### EXTRACTED INFORMATION ###

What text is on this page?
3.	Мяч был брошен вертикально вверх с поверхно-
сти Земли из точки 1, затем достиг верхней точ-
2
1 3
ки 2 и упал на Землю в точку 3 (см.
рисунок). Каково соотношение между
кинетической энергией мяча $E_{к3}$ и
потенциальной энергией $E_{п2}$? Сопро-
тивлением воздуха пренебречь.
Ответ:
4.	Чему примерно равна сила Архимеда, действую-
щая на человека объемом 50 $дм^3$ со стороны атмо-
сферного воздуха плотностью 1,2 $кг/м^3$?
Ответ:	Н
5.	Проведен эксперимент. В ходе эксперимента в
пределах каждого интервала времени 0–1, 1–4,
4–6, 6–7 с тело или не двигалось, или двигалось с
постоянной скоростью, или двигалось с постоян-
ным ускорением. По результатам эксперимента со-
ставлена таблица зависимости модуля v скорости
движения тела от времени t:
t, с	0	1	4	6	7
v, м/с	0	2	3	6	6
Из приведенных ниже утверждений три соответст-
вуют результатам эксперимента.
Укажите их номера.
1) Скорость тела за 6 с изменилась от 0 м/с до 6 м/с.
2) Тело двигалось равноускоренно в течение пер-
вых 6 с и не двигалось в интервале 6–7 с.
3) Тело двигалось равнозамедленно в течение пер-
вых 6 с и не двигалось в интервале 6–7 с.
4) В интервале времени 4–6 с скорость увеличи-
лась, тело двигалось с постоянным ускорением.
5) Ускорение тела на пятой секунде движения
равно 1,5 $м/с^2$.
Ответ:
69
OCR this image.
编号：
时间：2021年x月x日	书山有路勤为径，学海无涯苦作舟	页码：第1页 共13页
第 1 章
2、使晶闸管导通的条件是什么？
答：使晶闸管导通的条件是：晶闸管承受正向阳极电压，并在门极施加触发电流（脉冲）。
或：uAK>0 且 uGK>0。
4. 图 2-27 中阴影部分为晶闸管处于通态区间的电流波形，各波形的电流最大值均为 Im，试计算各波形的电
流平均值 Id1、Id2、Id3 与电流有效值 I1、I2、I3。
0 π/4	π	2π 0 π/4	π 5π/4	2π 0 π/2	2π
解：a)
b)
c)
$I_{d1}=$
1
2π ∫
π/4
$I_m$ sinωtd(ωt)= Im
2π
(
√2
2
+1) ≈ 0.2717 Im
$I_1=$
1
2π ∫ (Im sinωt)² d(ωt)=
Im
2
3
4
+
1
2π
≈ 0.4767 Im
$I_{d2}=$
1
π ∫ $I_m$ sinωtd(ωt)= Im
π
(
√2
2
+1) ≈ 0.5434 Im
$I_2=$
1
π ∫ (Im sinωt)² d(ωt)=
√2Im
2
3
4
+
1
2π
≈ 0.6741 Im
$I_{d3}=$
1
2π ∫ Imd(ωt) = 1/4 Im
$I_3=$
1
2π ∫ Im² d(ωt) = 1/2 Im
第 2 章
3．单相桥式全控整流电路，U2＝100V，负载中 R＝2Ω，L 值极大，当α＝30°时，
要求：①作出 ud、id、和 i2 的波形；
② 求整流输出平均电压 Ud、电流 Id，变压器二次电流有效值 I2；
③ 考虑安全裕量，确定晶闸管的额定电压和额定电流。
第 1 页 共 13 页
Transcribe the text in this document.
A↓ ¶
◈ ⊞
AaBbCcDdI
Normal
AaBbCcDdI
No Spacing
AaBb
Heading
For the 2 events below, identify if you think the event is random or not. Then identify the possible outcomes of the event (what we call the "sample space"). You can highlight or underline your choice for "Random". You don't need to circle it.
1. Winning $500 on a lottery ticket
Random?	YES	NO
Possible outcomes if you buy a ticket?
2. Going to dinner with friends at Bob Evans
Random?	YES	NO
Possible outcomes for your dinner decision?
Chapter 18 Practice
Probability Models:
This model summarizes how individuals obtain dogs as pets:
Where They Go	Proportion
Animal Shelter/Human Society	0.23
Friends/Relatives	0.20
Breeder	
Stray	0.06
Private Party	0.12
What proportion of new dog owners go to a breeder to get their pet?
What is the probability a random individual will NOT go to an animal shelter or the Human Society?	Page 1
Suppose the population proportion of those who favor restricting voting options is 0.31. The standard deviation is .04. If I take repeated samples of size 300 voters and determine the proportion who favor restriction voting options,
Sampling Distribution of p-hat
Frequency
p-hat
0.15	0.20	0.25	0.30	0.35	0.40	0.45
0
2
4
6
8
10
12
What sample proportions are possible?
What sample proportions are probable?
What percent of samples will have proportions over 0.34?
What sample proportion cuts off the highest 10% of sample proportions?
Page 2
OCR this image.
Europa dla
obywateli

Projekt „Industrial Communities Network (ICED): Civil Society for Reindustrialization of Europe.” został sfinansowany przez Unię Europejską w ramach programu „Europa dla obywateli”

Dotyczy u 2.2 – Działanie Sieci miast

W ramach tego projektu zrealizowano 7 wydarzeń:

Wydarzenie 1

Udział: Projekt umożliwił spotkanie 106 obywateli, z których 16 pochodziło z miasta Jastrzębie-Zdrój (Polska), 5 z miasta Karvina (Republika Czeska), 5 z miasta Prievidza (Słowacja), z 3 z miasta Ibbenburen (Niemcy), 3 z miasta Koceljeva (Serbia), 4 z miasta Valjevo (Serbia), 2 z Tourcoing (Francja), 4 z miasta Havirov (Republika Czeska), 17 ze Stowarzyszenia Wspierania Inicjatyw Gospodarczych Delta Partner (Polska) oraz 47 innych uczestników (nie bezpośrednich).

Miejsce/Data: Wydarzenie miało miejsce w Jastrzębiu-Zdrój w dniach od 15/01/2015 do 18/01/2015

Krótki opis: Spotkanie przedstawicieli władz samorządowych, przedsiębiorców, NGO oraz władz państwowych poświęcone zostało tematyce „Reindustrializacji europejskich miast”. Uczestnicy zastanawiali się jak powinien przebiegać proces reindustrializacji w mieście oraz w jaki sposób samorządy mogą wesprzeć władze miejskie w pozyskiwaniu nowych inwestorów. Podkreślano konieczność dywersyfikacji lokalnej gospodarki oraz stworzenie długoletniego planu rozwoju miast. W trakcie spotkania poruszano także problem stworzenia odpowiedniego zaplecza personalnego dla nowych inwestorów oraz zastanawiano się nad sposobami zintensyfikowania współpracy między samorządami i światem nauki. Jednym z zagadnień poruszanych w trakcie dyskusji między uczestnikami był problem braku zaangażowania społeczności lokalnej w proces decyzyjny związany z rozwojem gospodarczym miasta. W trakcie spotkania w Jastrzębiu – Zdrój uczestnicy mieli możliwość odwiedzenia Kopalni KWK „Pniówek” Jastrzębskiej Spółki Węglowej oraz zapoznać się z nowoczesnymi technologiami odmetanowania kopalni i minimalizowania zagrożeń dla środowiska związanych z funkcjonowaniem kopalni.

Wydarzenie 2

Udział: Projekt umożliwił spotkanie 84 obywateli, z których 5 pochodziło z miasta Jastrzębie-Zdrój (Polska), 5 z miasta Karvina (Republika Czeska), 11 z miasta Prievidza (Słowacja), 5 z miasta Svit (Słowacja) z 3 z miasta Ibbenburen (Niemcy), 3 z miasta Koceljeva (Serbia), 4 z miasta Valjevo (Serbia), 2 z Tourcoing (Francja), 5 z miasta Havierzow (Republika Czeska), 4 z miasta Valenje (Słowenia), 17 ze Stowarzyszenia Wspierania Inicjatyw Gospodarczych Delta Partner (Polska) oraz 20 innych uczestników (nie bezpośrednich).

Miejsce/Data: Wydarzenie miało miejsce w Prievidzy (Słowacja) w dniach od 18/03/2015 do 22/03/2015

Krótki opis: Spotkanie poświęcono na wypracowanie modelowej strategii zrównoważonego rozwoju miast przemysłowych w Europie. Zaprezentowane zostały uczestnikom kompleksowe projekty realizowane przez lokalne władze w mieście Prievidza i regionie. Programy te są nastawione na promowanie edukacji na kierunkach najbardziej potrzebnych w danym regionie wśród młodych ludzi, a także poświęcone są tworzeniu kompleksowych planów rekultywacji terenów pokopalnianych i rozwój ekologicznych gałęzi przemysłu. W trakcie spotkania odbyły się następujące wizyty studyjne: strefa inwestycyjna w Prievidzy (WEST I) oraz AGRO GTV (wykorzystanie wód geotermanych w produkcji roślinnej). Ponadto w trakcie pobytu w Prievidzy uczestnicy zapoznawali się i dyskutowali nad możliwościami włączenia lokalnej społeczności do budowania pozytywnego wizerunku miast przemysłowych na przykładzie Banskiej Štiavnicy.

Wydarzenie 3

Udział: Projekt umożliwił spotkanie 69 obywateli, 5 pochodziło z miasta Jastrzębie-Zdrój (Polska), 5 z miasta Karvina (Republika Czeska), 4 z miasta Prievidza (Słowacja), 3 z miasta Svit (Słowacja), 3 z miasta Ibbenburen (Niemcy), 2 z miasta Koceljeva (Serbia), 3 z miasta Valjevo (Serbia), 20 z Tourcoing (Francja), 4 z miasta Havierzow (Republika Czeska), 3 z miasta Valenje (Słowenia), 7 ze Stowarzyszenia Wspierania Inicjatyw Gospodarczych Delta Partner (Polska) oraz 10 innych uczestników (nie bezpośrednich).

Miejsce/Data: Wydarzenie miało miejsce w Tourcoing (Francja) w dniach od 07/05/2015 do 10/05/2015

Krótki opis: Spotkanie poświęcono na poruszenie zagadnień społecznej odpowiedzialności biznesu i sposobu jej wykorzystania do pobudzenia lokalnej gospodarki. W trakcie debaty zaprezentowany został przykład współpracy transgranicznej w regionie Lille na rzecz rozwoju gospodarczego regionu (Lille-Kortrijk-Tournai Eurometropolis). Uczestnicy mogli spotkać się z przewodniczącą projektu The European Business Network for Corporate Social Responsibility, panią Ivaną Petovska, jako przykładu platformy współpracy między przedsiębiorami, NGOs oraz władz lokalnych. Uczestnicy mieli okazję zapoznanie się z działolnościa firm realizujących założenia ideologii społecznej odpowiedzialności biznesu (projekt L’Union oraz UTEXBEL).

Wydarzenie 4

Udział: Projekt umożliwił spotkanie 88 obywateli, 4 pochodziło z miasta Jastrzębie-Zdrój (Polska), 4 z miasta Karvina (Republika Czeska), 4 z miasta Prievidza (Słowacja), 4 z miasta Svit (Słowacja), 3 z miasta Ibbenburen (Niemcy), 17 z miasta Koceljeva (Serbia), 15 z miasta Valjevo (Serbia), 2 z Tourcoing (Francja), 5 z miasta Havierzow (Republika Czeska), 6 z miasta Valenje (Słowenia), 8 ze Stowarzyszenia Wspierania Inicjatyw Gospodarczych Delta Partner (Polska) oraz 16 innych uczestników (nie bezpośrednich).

###

WHAT YOU NEED TO DO
Write out every line of the entries that holds the word "воздуха".

FINAL RESULT
тивлением воздуха пренебречь.
сферного воздуха плотностью 1,2 $кг/м^3$?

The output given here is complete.